Request
Pictures aside, write out every record exactly as it appears.

Data section
****************
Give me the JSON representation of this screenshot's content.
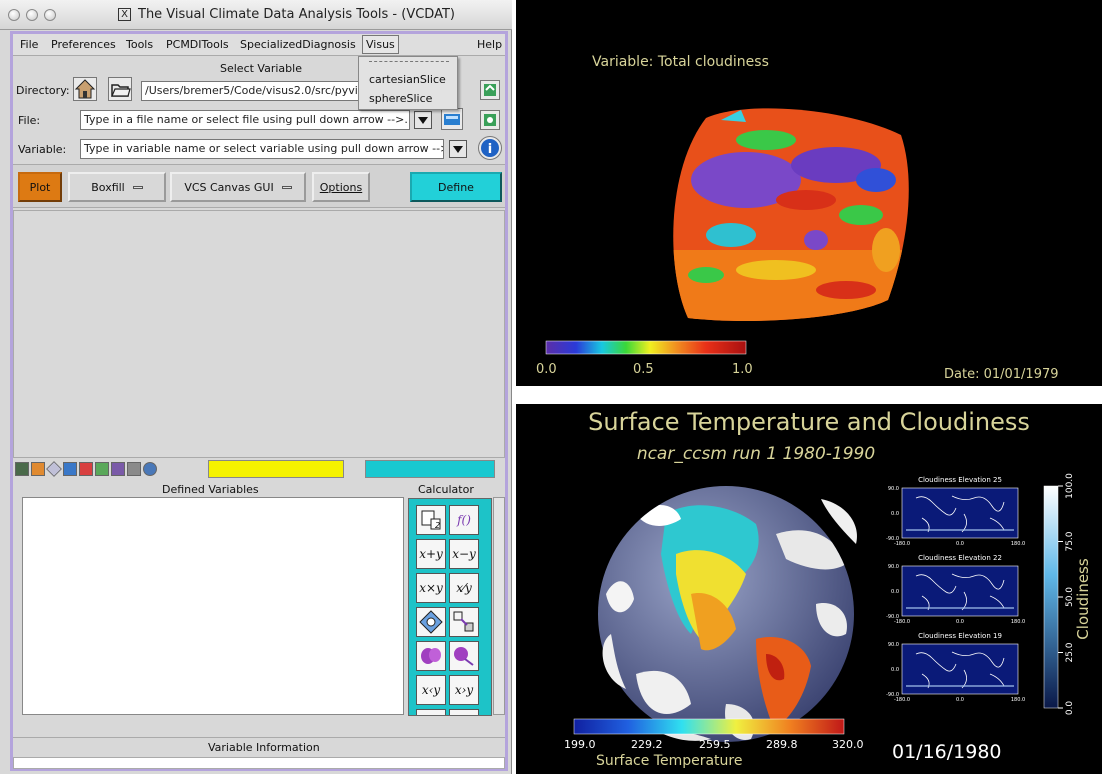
{
  "window": {
    "title": "The Visual Climate Data Analysis Tools - (VCDAT)",
    "title_icon": "X"
  },
  "menubar": {
    "items": [
      "File",
      "Preferences",
      "Tools",
      "PCMDITools",
      "SpecializedDiagnosis",
      "Visus"
    ],
    "help": "Help",
    "active": "Visus"
  },
  "visus_menu": {
    "items": [
      "cartesianSlice",
      "sphereSlice"
    ]
  },
  "select_variable": {
    "heading": "Select Variable",
    "directory_label": "Directory:",
    "directory_value": "/Users/bremer5/Code/visus2.0/src/pyvisus",
    "file_label": "File:",
    "file_value": "Type in a file name or select file using pull down arrow -->.",
    "variable_label": "Variable:",
    "variable_value": "Type in variable name or select variable using pull down arrow -->."
  },
  "toolbar": {
    "plot": "Plot",
    "boxfill": "Boxfill",
    "vcs_canvas": "VCS Canvas GUI",
    "options": "Options",
    "define": "Define"
  },
  "defined_variables": {
    "heading": "Defined Variables"
  },
  "calculator": {
    "heading": "Calculator",
    "cells": [
      "f()",
      "x+y",
      "x−y",
      "x×y",
      "x⁄y",
      "x‹y",
      "x›y"
    ]
  },
  "variable_information": {
    "heading": "Variable Information"
  },
  "colors": {
    "plot_button": "#dd7a13",
    "define_button": "#22d0d8",
    "calculator_bg": "#1dc3c8",
    "yellow_box": "#f5f200",
    "window_frame": "#b4a4dc",
    "label_yellow": "#d8d49a"
  },
  "top_panel": {
    "variable_label": "Variable: Total cloudiness",
    "date_label": "Date: 01/01/1979",
    "colorbar_ticks": [
      "0.0",
      "0.5",
      "1.0"
    ]
  },
  "bottom_panel": {
    "title": "Surface Temperature and Cloudiness",
    "subtitle": "ncar_ccsm run 1 1980-1990",
    "date": "01/16/1980",
    "colorbar_label": "Surface Temperature",
    "colorbar_ticks": [
      "199.0",
      "229.2",
      "259.5",
      "289.8",
      "320.0"
    ],
    "side_colorbar_label": "Cloudiness",
    "side_colorbar_ticks": [
      "100.0",
      "75.0",
      "50.0",
      "25.0",
      "0.0"
    ],
    "maps": [
      {
        "title": "Cloudiness Elevation 25"
      },
      {
        "title": "Cloudiness Elevation 22"
      },
      {
        "title": "Cloudiness Elevation 19"
      }
    ],
    "map_y_ticks": [
      "90.0",
      "0.0",
      "-90.0"
    ],
    "map_x_ticks": [
      "-180.0",
      "0.0",
      "180.0"
    ]
  }
}
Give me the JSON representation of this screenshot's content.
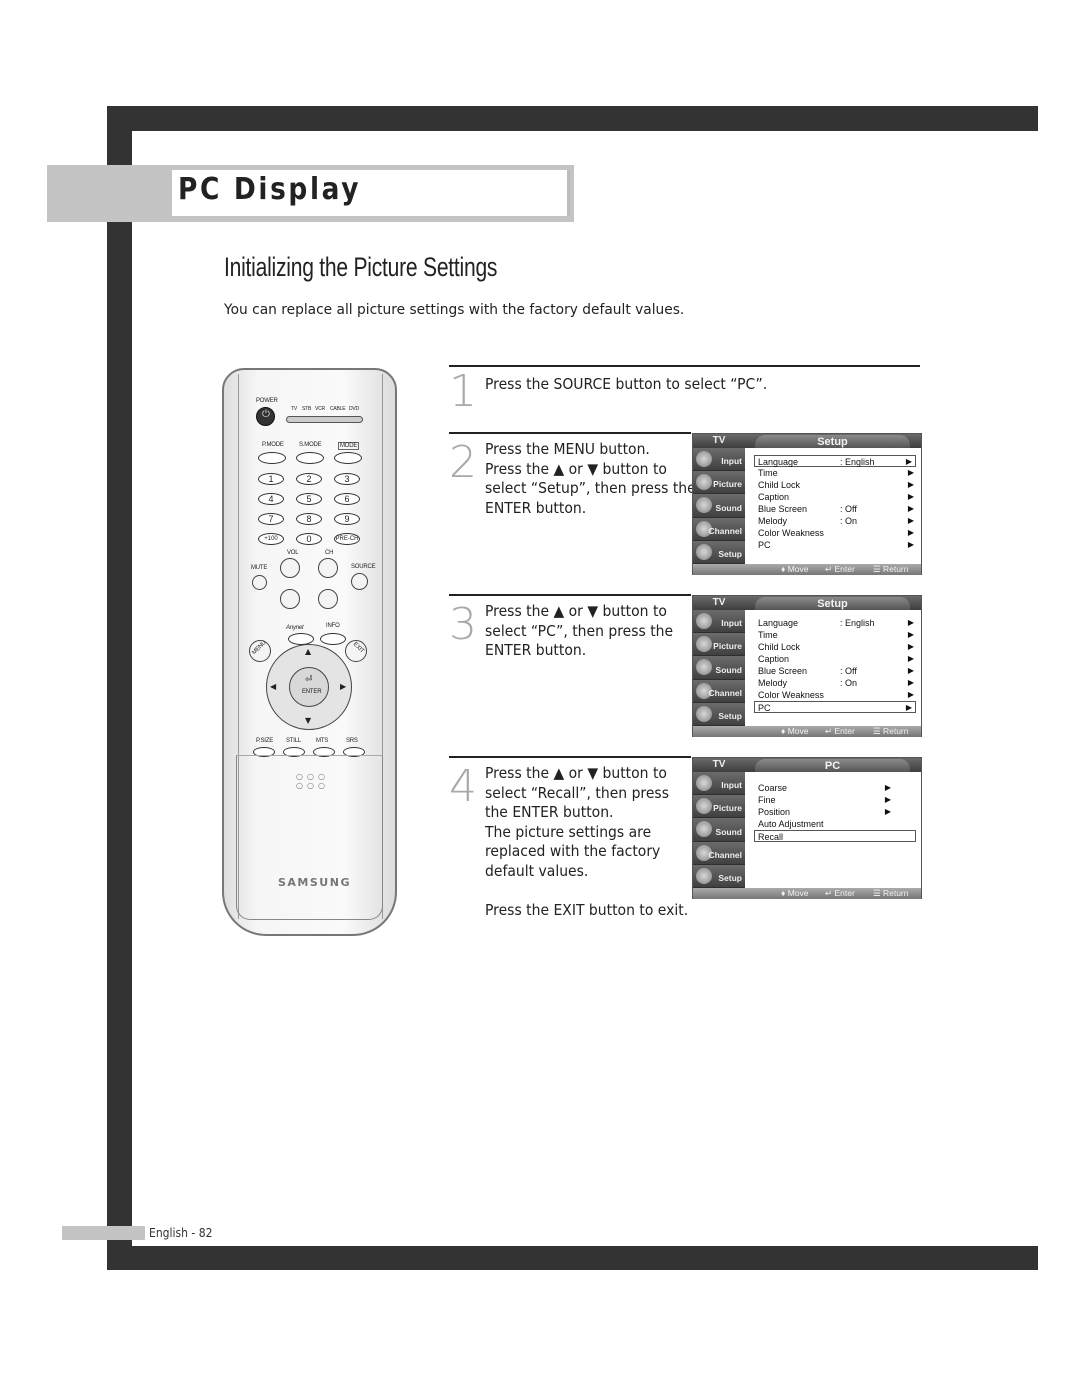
{
  "header": {
    "section_label": "PC Display",
    "page_title": "Initializing the Picture Settings",
    "intro": "You can replace all picture settings with the factory default values."
  },
  "steps": [
    {
      "number": "1",
      "lines": [
        "Press the SOURCE button to select “PC”."
      ]
    },
    {
      "number": "2",
      "lines": [
        "Press the MENU button.",
        "Press the ▲ or ▼ button to",
        "select “Setup”, then press the",
        "ENTER button."
      ]
    },
    {
      "number": "3",
      "lines": [
        "Press the ▲ or ▼ button to",
        "select “PC”, then press the",
        "ENTER button."
      ]
    },
    {
      "number": "4",
      "lines": [
        "Press the ▲ or ▼ button to",
        "select “Recall”, then press",
        "the ENTER button.",
        "The picture settings are",
        "replaced with the factory",
        "default values.",
        "",
        "Press the EXIT button to exit."
      ]
    }
  ],
  "osd_common": {
    "tv_label": "TV",
    "side_menu": [
      "Input",
      "Picture",
      "Sound",
      "Channel",
      "Setup"
    ],
    "footer": {
      "move": "♦ Move",
      "enter": "↵ Enter",
      "return": "☰ Return"
    },
    "arrow": "▶"
  },
  "osd_screens": [
    {
      "title": "Setup",
      "rows": [
        {
          "name": "Language",
          "value": ": English",
          "arrow": true,
          "selected": true
        },
        {
          "name": "Time",
          "value": "",
          "arrow": true,
          "selected": false
        },
        {
          "name": "Child Lock",
          "value": "",
          "arrow": true,
          "selected": false
        },
        {
          "name": "Caption",
          "value": "",
          "arrow": true,
          "selected": false
        },
        {
          "name": "Blue Screen",
          "value": ": Off",
          "arrow": true,
          "selected": false
        },
        {
          "name": "Melody",
          "value": ": On",
          "arrow": true,
          "selected": false
        },
        {
          "name": "Color Weakness",
          "value": "",
          "arrow": true,
          "selected": false
        },
        {
          "name": "PC",
          "value": "",
          "arrow": true,
          "selected": false
        }
      ]
    },
    {
      "title": "Setup",
      "rows": [
        {
          "name": "Language",
          "value": ": English",
          "arrow": true,
          "selected": false
        },
        {
          "name": "Time",
          "value": "",
          "arrow": true,
          "selected": false
        },
        {
          "name": "Child Lock",
          "value": "",
          "arrow": true,
          "selected": false
        },
        {
          "name": "Caption",
          "value": "",
          "arrow": true,
          "selected": false
        },
        {
          "name": "Blue Screen",
          "value": ": Off",
          "arrow": true,
          "selected": false
        },
        {
          "name": "Melody",
          "value": ": On",
          "arrow": true,
          "selected": false
        },
        {
          "name": "Color Weakness",
          "value": "",
          "arrow": true,
          "selected": false
        },
        {
          "name": "PC",
          "value": "",
          "arrow": true,
          "selected": true
        }
      ]
    },
    {
      "title": "PC",
      "rows": [
        {
          "name": "Coarse",
          "value": "",
          "arrow": true,
          "selected": false,
          "arrow_inset": true
        },
        {
          "name": "Fine",
          "value": "",
          "arrow": true,
          "selected": false,
          "arrow_inset": true
        },
        {
          "name": "Position",
          "value": "",
          "arrow": true,
          "selected": false,
          "arrow_inset": true
        },
        {
          "name": "Auto Adjustment",
          "value": "",
          "arrow": false,
          "selected": false
        },
        {
          "name": "Recall",
          "value": "",
          "arrow": false,
          "selected": true
        }
      ]
    }
  ],
  "remote": {
    "power": "POWER",
    "modes": [
      "TV",
      "STB",
      "VCR",
      "CABLE",
      "DVD"
    ],
    "mode_labels": [
      "P.MODE",
      "S.MODE",
      "MODE"
    ],
    "numbers": [
      "1",
      "2",
      "3",
      "4",
      "5",
      "6",
      "7",
      "8",
      "9",
      "+100",
      "0",
      "PRE-CH"
    ],
    "vol": "VOL",
    "ch": "CH",
    "mute": "MUTE",
    "source": "SOURCE",
    "anynet": "Anynet",
    "info": "INFO",
    "menu": "MENU",
    "exit": "EXIT",
    "enter": "ENTER",
    "bottom_labels": [
      "P.SIZE",
      "STILL",
      "MTS",
      "SRS"
    ],
    "brand": "SAMSUNG"
  },
  "footer": {
    "page_label": "English - 82"
  }
}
****************
Finished task
Give me the JSON representation of this screenshot's content.
{
  "window": {
    "title": "The Visual Climate Data Analysis Tools - (VCDAT)",
    "title_icon": "X"
  },
  "menubar": {
    "items": [
      "File",
      "Preferences",
      "Tools",
      "PCMDITools",
      "SpecializedDiagnosis",
      "Visus"
    ],
    "help": "Help",
    "active": "Visus"
  },
  "visus_menu": {
    "items": [
      "cartesianSlice",
      "sphereSlice"
    ]
  },
  "select_variable": {
    "heading": "Select Variable",
    "directory_label": "Directory:",
    "directory_value": "/Users/bremer5/Code/visus2.0/src/pyvisus",
    "file_label": "File:",
    "file_value": "Type in a file name or select file using pull down arrow -->.",
    "variable_label": "Variable:",
    "variable_value": "Type in variable name or select variable using pull down arrow -->."
  },
  "toolbar": {
    "plot": "Plot",
    "boxfill": "Boxfill",
    "vcs_canvas": "VCS Canvas GUI",
    "options": "Options",
    "define": "Define"
  },
  "defined_variables": {
    "heading": "Defined Variables"
  },
  "calculator": {
    "heading": "Calculator",
    "cells": [
      "f()",
      "x+y",
      "x−y",
      "x×y",
      "x⁄y",
      "x‹y",
      "x›y"
    ]
  },
  "variable_information": {
    "heading": "Variable Information"
  },
  "colors": {
    "plot_button": "#dd7a13",
    "define_button": "#22d0d8",
    "calculator_bg": "#1dc3c8",
    "yellow_box": "#f5f200",
    "window_frame": "#b4a4dc",
    "label_yellow": "#d8d49a"
  },
  "top_panel": {
    "variable_label": "Variable: Total cloudiness",
    "date_label": "Date: 01/01/1979",
    "colorbar_ticks": [
      "0.0",
      "0.5",
      "1.0"
    ]
  },
  "bottom_panel": {
    "title": "Surface Temperature and Cloudiness",
    "subtitle": "ncar_ccsm run 1 1980-1990",
    "date": "01/16/1980",
    "colorbar_label": "Surface Temperature",
    "colorbar_ticks": [
      "199.0",
      "229.2",
      "259.5",
      "289.8",
      "320.0"
    ],
    "side_colorbar_label": "Cloudiness",
    "side_colorbar_ticks": [
      "100.0",
      "75.0",
      "50.0",
      "25.0",
      "0.0"
    ],
    "maps": [
      {
        "title": "Cloudiness Elevation 25"
      },
      {
        "title": "Cloudiness Elevation 22"
      },
      {
        "title": "Cloudiness Elevation 19"
      }
    ],
    "map_y_ticks": [
      "90.0",
      "0.0",
      "-90.0"
    ],
    "map_x_ticks": [
      "-180.0",
      "0.0",
      "180.0"
    ]
  }
}
Give me the JSON representation of this screenshot's content.
{
  "header": {
    "section_label": "PC Display",
    "page_title": "Initializing the Picture Settings",
    "intro": "You can replace all picture settings with the factory default values."
  },
  "steps": [
    {
      "number": "1",
      "lines": [
        "Press the SOURCE button to select “PC”."
      ]
    },
    {
      "number": "2",
      "lines": [
        "Press the MENU button.",
        "Press the ▲ or ▼ button to",
        "select “Setup”, then press the",
        "ENTER button."
      ]
    },
    {
      "number": "3",
      "lines": [
        "Press the ▲ or ▼ button to",
        "select “PC”, then press the",
        "ENTER button."
      ]
    },
    {
      "number": "4",
      "lines": [
        "Press the ▲ or ▼ button to",
        "select “Recall”, then press",
        "the ENTER button.",
        "The picture settings are",
        "replaced with the factory",
        "default values.",
        "",
        "Press the EXIT button to exit."
      ]
    }
  ],
  "osd_common": {
    "tv_label": "TV",
    "side_menu": [
      "Input",
      "Picture",
      "Sound",
      "Channel",
      "Setup"
    ],
    "footer": {
      "move": "♦ Move",
      "enter": "↵ Enter",
      "return": "☰ Return"
    },
    "arrow": "▶"
  },
  "osd_screens": [
    {
      "title": "Setup",
      "rows": [
        {
          "name": "Language",
          "value": ": English",
          "arrow": true,
          "selected": true
        },
        {
          "name": "Time",
          "value": "",
          "arrow": true,
          "selected": false
        },
        {
          "name": "Child Lock",
          "value": "",
          "arrow": true,
          "selected": false
        },
        {
          "name": "Caption",
          "value": "",
          "arrow": true,
          "selected": false
        },
        {
          "name": "Blue Screen",
          "value": ": Off",
          "arrow": true,
          "selected": false
        },
        {
          "name": "Melody",
          "value": ": On",
          "arrow": true,
          "selected": false
        },
        {
          "name": "Color Weakness",
          "value": "",
          "arrow": true,
          "selected": false
        },
        {
          "name": "PC",
          "value": "",
          "arrow": true,
          "selected": false
        }
      ]
    },
    {
      "title": "Setup",
      "rows": [
        {
          "name": "Language",
          "value": ": English",
          "arrow": true,
          "selected": false
        },
        {
          "name": "Time",
          "value": "",
          "arrow": true,
          "selected": false
        },
        {
          "name": "Child Lock",
          "value": "",
          "arrow": true,
          "selected": false
        },
        {
          "name": "Caption",
          "value": "",
          "arrow": true,
          "selected": false
        },
        {
          "name": "Blue Screen",
          "value": ": Off",
          "arrow": true,
          "selected": false
        },
        {
          "name": "Melody",
          "value": ": On",
          "arrow": true,
          "selected": false
        },
        {
          "name": "Color Weakness",
          "value": "",
          "arrow": true,
          "selected": false
        },
        {
          "name": "PC",
          "value": "",
          "arrow": true,
          "selected": true
        }
      ]
    },
    {
      "title": "PC",
      "rows": [
        {
          "name": "Coarse",
          "value": "",
          "arrow": true,
          "selected": false,
          "arrow_inset": true
        },
        {
          "name": "Fine",
          "value": "",
          "arrow": true,
          "selected": false,
          "arrow_inset": true
        },
        {
          "name": "Position",
          "value": "",
          "arrow": true,
          "selected": false,
          "arrow_inset": true
        },
        {
          "name": "Auto Adjustment",
          "value": "",
          "arrow": false,
          "selected": false
        },
        {
          "name": "Recall",
          "value": "",
          "arrow": false,
          "selected": true
        }
      ]
    }
  ],
  "remote": {
    "power": "POWER",
    "modes": [
      "TV",
      "STB",
      "VCR",
      "CABLE",
      "DVD"
    ],
    "mode_labels": [
      "P.MODE",
      "S.MODE",
      "MODE"
    ],
    "numbers": [
      "1",
      "2",
      "3",
      "4",
      "5",
      "6",
      "7",
      "8",
      "9",
      "+100",
      "0",
      "PRE-CH"
    ],
    "vol": "VOL",
    "ch": "CH",
    "mute": "MUTE",
    "source": "SOURCE",
    "anynet": "Anynet",
    "info": "INFO",
    "menu": "MENU",
    "exit": "EXIT",
    "enter": "ENTER",
    "bottom_labels": [
      "P.SIZE",
      "STILL",
      "MTS",
      "SRS"
    ],
    "brand": "SAMSUNG"
  },
  "footer": {
    "page_label": "English - 82"
  }
}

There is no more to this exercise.